Structured figure records

▼▼▼

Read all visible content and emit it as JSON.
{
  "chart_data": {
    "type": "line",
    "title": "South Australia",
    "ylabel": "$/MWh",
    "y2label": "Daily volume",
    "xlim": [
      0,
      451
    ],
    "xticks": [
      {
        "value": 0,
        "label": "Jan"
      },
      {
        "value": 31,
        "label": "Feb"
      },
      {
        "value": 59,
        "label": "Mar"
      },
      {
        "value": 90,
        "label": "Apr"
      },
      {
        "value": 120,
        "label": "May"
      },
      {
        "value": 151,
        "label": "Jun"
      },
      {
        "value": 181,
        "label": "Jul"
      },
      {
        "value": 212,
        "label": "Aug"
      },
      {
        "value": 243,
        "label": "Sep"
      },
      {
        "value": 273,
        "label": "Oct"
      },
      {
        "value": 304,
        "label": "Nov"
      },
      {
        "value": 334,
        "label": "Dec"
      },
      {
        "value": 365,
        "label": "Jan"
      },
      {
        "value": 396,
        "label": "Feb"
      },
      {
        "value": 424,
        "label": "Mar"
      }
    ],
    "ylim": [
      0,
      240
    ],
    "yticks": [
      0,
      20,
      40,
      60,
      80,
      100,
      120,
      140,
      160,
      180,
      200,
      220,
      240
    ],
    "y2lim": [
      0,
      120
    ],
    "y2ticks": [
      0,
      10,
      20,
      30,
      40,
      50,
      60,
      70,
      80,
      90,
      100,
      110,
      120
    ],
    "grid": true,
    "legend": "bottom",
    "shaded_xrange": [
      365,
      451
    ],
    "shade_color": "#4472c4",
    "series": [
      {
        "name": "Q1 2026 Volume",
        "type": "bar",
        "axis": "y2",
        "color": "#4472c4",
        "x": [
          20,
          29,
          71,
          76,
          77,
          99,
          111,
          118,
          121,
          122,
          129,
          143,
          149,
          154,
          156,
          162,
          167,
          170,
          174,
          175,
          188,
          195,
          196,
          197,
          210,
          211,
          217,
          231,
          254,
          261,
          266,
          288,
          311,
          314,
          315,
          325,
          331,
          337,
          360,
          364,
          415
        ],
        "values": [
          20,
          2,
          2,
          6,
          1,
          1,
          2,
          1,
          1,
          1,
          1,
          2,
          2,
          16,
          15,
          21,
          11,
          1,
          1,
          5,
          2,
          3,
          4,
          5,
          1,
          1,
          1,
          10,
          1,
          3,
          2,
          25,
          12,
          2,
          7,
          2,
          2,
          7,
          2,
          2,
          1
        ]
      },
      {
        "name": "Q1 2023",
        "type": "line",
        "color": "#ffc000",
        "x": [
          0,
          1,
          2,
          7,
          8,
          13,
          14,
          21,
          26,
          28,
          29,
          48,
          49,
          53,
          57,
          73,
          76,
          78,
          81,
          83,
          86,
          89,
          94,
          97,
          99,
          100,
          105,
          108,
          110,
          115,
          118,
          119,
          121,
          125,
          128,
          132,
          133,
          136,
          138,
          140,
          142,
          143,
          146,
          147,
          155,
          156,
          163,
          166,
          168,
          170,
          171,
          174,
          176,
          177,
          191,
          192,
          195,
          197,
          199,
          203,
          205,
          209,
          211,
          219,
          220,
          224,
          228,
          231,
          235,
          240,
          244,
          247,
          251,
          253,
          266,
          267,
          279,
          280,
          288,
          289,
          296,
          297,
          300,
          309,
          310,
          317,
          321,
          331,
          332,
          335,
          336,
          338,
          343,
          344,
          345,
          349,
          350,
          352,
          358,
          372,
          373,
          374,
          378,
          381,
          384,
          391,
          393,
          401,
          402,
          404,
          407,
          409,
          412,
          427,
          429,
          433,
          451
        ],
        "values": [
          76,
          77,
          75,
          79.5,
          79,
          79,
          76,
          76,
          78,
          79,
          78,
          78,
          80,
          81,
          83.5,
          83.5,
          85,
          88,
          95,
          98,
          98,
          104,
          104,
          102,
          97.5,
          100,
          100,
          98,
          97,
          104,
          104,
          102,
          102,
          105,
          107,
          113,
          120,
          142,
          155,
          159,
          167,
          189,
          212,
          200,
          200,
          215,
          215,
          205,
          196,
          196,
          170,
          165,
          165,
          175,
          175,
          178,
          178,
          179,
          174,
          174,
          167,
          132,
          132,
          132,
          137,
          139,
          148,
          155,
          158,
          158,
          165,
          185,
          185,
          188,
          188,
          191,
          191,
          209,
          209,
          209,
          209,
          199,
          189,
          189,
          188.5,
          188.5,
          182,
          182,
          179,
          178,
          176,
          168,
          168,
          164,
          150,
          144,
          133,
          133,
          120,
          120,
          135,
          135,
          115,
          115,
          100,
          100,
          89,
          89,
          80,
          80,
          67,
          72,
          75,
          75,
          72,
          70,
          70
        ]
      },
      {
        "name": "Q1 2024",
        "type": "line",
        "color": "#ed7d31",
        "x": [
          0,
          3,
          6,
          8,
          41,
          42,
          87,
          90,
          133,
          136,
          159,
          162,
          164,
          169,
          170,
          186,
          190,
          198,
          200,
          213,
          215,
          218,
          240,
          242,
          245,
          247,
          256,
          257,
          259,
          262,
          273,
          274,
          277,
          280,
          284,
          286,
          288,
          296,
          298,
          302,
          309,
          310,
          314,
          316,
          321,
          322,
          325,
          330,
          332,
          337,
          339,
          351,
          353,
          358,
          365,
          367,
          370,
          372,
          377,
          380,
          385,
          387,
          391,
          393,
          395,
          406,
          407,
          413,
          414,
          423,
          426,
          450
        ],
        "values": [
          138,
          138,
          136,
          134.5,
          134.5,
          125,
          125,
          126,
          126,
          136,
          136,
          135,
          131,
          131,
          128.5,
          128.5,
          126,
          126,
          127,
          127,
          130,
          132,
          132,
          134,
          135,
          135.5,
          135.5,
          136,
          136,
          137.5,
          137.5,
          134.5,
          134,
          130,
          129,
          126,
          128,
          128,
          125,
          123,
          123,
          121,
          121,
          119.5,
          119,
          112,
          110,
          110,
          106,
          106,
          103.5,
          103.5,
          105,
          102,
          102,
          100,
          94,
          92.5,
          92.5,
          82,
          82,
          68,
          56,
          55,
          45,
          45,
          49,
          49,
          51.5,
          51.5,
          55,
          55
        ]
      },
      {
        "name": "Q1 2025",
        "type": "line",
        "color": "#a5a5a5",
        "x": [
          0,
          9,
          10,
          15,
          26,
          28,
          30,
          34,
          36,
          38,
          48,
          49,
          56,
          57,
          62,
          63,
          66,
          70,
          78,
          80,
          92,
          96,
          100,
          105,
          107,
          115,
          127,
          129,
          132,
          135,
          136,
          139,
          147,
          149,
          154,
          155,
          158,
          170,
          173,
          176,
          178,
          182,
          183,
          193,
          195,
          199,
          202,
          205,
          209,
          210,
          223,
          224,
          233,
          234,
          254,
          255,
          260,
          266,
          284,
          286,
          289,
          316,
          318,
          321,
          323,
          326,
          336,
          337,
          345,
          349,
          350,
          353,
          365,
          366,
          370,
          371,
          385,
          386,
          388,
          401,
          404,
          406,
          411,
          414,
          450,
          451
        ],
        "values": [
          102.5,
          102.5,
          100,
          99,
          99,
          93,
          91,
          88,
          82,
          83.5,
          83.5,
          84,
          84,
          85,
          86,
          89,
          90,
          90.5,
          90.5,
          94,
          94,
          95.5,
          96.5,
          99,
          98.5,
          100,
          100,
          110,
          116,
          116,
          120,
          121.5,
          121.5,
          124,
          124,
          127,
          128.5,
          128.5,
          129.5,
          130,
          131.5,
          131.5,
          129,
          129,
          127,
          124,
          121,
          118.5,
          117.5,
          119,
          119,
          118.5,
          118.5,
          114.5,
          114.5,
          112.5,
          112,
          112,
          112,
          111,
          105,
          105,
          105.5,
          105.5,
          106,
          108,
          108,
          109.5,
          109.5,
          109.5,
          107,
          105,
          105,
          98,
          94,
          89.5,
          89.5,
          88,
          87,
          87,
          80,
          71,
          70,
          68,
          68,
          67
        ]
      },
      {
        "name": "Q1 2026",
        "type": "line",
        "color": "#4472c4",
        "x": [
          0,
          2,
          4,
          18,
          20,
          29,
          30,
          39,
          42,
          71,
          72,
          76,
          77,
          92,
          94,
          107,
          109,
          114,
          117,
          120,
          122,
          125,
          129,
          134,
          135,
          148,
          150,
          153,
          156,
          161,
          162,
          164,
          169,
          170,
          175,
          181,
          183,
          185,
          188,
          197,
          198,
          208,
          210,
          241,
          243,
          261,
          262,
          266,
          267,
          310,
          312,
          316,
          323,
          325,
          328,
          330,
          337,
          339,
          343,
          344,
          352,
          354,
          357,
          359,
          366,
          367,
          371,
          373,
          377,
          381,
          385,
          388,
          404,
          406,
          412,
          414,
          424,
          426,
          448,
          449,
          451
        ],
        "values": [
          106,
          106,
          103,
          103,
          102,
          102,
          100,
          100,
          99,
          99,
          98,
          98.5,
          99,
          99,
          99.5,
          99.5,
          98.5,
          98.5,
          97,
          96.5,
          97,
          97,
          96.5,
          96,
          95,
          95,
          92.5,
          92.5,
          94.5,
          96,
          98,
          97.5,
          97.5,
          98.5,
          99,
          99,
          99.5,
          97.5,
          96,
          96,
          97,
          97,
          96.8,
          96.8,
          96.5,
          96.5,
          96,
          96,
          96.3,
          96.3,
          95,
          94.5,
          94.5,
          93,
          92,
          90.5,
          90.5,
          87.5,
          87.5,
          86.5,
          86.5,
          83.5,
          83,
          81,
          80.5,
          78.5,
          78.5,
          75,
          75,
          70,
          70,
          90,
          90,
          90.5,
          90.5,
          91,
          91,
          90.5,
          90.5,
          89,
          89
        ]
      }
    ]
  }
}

▲▲▲

*GIVEN TASK*: Find the lines above holding the word "name" and show them.

*REPLY*:
        "name": "Q1 2026 Volume",
        "name": "Q1 2023",
        "name": "Q1 2024",
        "name": "Q1 2025",
        "name": "Q1 2026",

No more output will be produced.